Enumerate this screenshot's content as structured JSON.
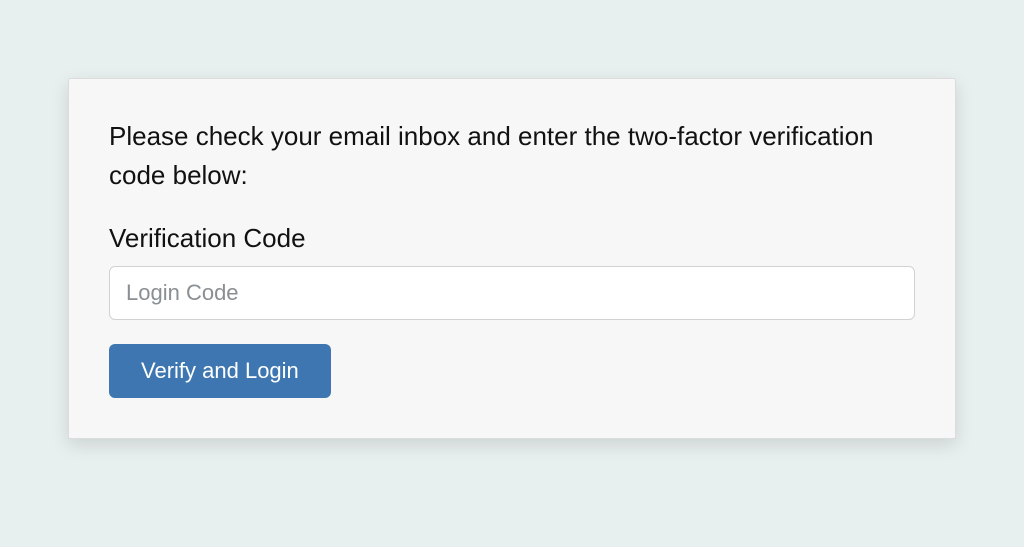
{
  "form": {
    "instruction": "Please check your email inbox and enter the two-factor verification code below:",
    "field_label": "Verification Code",
    "code_placeholder": "Login Code",
    "code_value": "",
    "submit_label": "Verify and Login"
  }
}
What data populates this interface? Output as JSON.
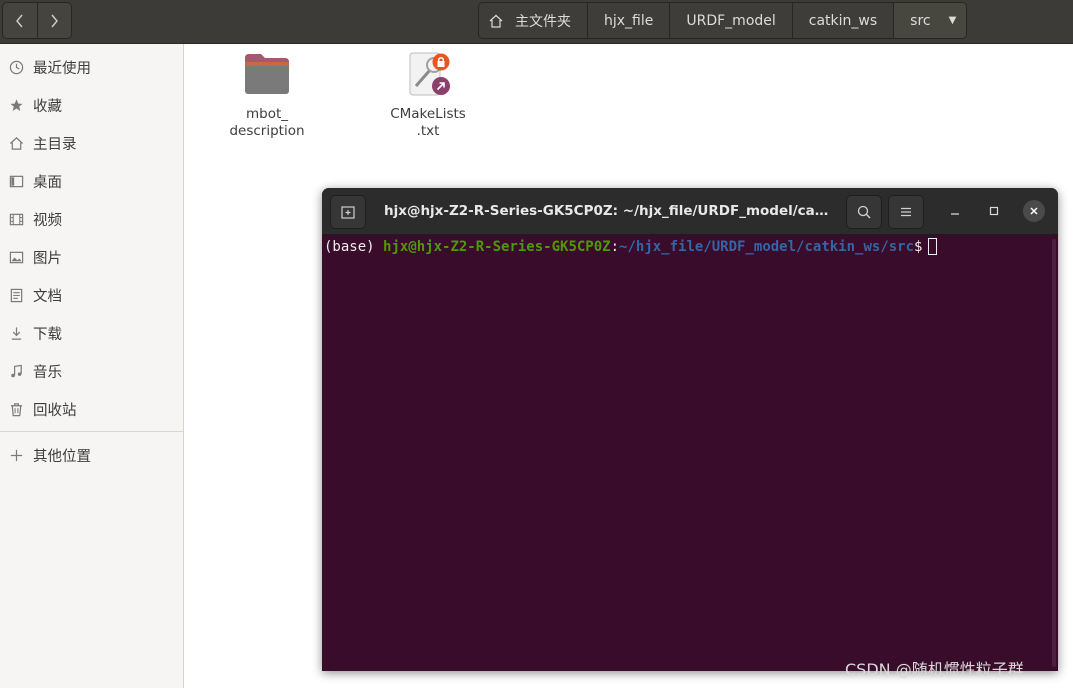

════

* _Task objective_
Drop the images and quote the entries word for word.

* _Full response_
Enumerate this screenshot's content as structured JSON.
{
  "form": {
    "instruction": "Please check your email inbox and enter the two-factor verification code below:",
    "field_label": "Verification Code",
    "code_placeholder": "Login Code",
    "code_value": "",
    "submit_label": "Verify and Login"
  }
}
What data populates this interface? Output as JSON.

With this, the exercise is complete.